[Dataset items]
—————
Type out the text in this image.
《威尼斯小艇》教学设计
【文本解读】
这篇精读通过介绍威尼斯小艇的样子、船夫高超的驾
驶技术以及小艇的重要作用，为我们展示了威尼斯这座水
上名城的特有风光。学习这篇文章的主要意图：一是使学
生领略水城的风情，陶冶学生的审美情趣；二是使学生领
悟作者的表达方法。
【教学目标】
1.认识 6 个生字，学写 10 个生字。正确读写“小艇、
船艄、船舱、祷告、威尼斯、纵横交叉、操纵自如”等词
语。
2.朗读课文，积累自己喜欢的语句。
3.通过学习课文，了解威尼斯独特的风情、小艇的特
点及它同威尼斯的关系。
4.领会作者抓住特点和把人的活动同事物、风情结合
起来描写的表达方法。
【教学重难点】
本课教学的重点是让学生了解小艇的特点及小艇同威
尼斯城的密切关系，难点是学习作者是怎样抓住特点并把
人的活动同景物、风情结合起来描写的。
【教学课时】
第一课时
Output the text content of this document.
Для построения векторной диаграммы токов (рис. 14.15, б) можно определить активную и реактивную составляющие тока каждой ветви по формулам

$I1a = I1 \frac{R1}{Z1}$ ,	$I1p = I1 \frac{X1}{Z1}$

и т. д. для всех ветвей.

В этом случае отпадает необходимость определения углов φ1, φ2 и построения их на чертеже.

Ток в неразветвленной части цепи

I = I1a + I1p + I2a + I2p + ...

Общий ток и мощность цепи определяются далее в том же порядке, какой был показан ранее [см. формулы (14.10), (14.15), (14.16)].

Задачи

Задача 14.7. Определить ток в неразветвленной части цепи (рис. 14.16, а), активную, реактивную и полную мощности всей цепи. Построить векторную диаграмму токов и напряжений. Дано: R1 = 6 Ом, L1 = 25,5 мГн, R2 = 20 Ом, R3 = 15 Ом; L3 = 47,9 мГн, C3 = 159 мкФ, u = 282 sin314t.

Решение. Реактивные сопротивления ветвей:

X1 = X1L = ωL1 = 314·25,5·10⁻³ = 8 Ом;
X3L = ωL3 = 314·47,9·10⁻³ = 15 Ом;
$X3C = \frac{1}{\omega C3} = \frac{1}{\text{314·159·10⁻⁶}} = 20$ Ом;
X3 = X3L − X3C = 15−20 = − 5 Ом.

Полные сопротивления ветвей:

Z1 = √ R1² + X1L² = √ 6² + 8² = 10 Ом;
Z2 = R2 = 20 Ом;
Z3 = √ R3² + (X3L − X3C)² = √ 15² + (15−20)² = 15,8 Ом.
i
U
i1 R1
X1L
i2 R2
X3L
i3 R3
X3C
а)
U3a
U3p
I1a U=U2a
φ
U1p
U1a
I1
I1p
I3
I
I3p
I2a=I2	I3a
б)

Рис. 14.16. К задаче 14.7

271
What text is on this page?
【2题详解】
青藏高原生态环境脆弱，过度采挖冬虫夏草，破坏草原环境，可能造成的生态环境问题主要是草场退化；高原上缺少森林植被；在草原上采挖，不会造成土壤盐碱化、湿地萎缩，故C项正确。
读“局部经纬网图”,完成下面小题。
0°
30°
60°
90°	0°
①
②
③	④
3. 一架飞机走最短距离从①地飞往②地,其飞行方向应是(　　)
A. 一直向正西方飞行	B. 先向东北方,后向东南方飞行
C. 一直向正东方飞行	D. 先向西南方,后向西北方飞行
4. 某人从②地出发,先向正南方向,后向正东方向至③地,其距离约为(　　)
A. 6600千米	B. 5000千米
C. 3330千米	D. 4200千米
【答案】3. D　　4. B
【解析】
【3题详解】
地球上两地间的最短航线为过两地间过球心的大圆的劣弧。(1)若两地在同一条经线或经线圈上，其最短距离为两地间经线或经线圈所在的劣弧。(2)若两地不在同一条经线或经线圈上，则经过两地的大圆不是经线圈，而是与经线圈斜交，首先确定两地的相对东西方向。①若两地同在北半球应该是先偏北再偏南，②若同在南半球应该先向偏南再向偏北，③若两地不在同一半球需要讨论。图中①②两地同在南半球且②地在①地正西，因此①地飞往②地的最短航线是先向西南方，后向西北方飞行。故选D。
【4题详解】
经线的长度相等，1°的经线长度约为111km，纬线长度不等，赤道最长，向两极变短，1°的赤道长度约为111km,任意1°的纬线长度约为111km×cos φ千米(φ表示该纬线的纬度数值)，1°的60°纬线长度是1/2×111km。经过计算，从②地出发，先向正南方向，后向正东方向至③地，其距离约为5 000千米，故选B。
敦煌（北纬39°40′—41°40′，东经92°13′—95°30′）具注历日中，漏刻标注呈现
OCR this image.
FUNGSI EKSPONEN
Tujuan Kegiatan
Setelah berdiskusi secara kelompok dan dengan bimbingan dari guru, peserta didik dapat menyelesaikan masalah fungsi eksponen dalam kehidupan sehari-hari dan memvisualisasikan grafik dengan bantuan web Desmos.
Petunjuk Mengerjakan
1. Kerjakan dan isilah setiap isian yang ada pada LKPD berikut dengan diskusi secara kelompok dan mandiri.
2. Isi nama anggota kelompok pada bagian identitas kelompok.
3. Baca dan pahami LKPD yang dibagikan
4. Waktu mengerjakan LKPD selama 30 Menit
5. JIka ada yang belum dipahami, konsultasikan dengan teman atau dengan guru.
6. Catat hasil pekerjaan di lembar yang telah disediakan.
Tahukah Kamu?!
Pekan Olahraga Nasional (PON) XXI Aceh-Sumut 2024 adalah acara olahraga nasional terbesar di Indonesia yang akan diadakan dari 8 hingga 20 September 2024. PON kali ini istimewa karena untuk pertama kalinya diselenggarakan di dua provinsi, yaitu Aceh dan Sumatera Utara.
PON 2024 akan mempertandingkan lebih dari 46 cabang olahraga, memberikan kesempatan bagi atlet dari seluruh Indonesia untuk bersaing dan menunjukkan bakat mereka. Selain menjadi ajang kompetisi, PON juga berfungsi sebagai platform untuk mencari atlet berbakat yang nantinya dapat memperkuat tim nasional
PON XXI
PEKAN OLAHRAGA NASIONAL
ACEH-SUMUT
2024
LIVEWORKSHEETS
—————
| Task objective |
Copy the records above exactly as they appear.

| Answer below |
Type out the text in this image.
《威尼斯小艇》教学设计
【文本解读】
这篇精读通过介绍威尼斯小艇的样子、船夫高超的驾
驶技术以及小艇的重要作用，为我们展示了威尼斯这座水
上名城的特有风光。学习这篇文章的主要意图：一是使学
生领略水城的风情，陶冶学生的审美情趣；二是使学生领
悟作者的表达方法。
【教学目标】
1.认识 6 个生字，学写 10 个生字。正确读写“小艇、
船艄、船舱、祷告、威尼斯、纵横交叉、操纵自如”等词
语。
2.朗读课文，积累自己喜欢的语句。
3.通过学习课文，了解威尼斯独特的风情、小艇的特
点及它同威尼斯的关系。
4.领会作者抓住特点和把人的活动同事物、风情结合
起来描写的表达方法。
【教学重难点】
本课教学的重点是让学生了解小艇的特点及小艇同威
尼斯城的密切关系，难点是学习作者是怎样抓住特点并把
人的活动同景物、风情结合起来描写的。
【教学课时】
第一课时
Output the text content of this document.
Для построения векторной диаграммы токов (рис. 14.15, б) можно определить активную и реактивную составляющие тока каждой ветви по формулам

$I1a = I1 \frac{R1}{Z1}$ ,	$I1p = I1 \frac{X1}{Z1}$

и т. д. для всех ветвей.

В этом случае отпадает необходимость определения углов φ1, φ2 и построения их на чертеже.

Ток в неразветвленной части цепи

I = I1a + I1p + I2a + I2p + ...

Общий ток и мощность цепи определяются далее в том же порядке, какой был показан ранее [см. формулы (14.10), (14.15), (14.16)].

Задачи

Задача 14.7. Определить ток в неразветвленной части цепи (рис. 14.16, а), активную, реактивную и полную мощности всей цепи. Построить векторную диаграмму токов и напряжений. Дано: R1 = 6 Ом, L1 = 25,5 мГн, R2 = 20 Ом, R3 = 15 Ом; L3 = 47,9 мГн, C3 = 159 мкФ, u = 282 sin314t.

Решение. Реактивные сопротивления ветвей:

X1 = X1L = ωL1 = 314·25,5·10⁻³ = 8 Ом;
X3L = ωL3 = 314·47,9·10⁻³ = 15 Ом;
$X3C = \frac{1}{\omega C3} = \frac{1}{\text{314·159·10⁻⁶}} = 20$ Ом;
X3 = X3L − X3C = 15−20 = − 5 Ом.

Полные сопротивления ветвей:

Z1 = √ R1² + X1L² = √ 6² + 8² = 10 Ом;
Z2 = R2 = 20 Ом;
Z3 = √ R3² + (X3L − X3C)² = √ 15² + (15−20)² = 15,8 Ом.
i
U
i1 R1
X1L
i2 R2
X3L
i3 R3
X3C
а)
U3a
U3p
I1a U=U2a
φ
U1p
U1a
I1
I1p
I3
I
I3p
I2a=I2	I3a
б)

Рис. 14.16. К задаче 14.7

271
What text is on this page?
【2题详解】
青藏高原生态环境脆弱，过度采挖冬虫夏草，破坏草原环境，可能造成的生态环境问题主要是草场退化；高原上缺少森林植被；在草原上采挖，不会造成土壤盐碱化、湿地萎缩，故C项正确。
读“局部经纬网图”,完成下面小题。
0°
30°
60°
90°	0°
①
②
③	④
3. 一架飞机走最短距离从①地飞往②地,其飞行方向应是(　　)
A. 一直向正西方飞行	B. 先向东北方,后向东南方飞行
C. 一直向正东方飞行	D. 先向西南方,后向西北方飞行
4. 某人从②地出发,先向正南方向,后向正东方向至③地,其距离约为(　　)
A. 6600千米	B. 5000千米
C. 3330千米	D. 4200千米
【答案】3. D　　4. B
【解析】
【3题详解】
地球上两地间的最短航线为过两地间过球心的大圆的劣弧。(1)若两地在同一条经线或经线圈上，其最短距离为两地间经线或经线圈所在的劣弧。(2)若两地不在同一条经线或经线圈上，则经过两地的大圆不是经线圈，而是与经线圈斜交，首先确定两地的相对东西方向。①若两地同在北半球应该是先偏北再偏南，②若同在南半球应该先向偏南再向偏北，③若两地不在同一半球需要讨论。图中①②两地同在南半球且②地在①地正西，因此①地飞往②地的最短航线是先向西南方，后向西北方飞行。故选D。
【4题详解】
经线的长度相等，1°的经线长度约为111km，纬线长度不等，赤道最长，向两极变短，1°的赤道长度约为111km,任意1°的纬线长度约为111km×cos φ千米(φ表示该纬线的纬度数值)，1°的60°纬线长度是1/2×111km。经过计算，从②地出发，先向正南方向，后向正东方向至③地，其距离约为5 000千米，故选B。
敦煌（北纬39°40′—41°40′，东经92°13′—95°30′）具注历日中，漏刻标注呈现
OCR this image.
FUNGSI EKSPONEN
Tujuan Kegiatan
Setelah berdiskusi secara kelompok dan dengan bimbingan dari guru, peserta didik dapat menyelesaikan masalah fungsi eksponen dalam kehidupan sehari-hari dan memvisualisasikan grafik dengan bantuan web Desmos.
Petunjuk Mengerjakan
1. Kerjakan dan isilah setiap isian yang ada pada LKPD berikut dengan diskusi secara kelompok dan mandiri.
2. Isi nama anggota kelompok pada bagian identitas kelompok.
3. Baca dan pahami LKPD yang dibagikan
4. Waktu mengerjakan LKPD selama 30 Menit
5. JIka ada yang belum dipahami, konsultasikan dengan teman atau dengan guru.
6. Catat hasil pekerjaan di lembar yang telah disediakan.
Tahukah Kamu?!
Pekan Olahraga Nasional (PON) XXI Aceh-Sumut 2024 adalah acara olahraga nasional terbesar di Indonesia yang akan diadakan dari 8 hingga 20 September 2024. PON kali ini istimewa karena untuk pertama kalinya diselenggarakan di dua provinsi, yaitu Aceh dan Sumatera Utara.
PON 2024 akan mempertandingkan lebih dari 46 cabang olahraga, memberikan kesempatan bagi atlet dari seluruh Indonesia untuk bersaing dan menunjukkan bakat mereka. Selain menjadi ajang kompetisi, PON juga berfungsi sebagai platform untuk mencari atlet berbakat yang nantinya dapat memperkuat tim nasional
PON XXI
PEKAN OLAHRAGA NASIONAL
ACEH-SUMUT
2024
LIVEWORKSHEETS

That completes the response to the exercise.